The exercise >> Scan the records for the string "Lupien"; copy each line where it occurs.

Data rows >>
[START]

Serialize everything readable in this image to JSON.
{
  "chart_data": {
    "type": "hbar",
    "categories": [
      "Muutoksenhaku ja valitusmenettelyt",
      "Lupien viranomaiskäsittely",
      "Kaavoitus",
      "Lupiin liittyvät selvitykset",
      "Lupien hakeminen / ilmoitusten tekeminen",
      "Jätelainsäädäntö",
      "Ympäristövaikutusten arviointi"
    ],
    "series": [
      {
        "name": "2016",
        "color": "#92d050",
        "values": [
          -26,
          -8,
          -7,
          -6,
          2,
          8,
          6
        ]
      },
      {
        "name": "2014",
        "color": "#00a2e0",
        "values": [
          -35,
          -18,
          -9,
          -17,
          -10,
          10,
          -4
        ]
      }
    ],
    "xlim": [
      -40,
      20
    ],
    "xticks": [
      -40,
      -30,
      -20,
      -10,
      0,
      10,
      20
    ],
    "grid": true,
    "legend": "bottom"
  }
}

[END]
[START]

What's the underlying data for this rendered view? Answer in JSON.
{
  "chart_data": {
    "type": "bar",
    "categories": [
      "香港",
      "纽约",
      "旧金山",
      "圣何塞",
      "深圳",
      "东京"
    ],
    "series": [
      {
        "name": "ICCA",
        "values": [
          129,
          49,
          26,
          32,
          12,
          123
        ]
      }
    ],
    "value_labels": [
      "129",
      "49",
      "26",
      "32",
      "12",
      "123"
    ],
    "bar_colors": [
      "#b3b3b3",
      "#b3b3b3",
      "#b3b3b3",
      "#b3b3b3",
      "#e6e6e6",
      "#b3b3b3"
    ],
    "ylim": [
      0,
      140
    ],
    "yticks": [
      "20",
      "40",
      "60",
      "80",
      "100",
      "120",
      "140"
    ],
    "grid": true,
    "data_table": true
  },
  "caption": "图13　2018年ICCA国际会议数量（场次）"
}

[END]

Written answer >>
      "Lupien viranomaiskäsittely",
      "Lupien hakeminen / ilmoitusten tekeminen",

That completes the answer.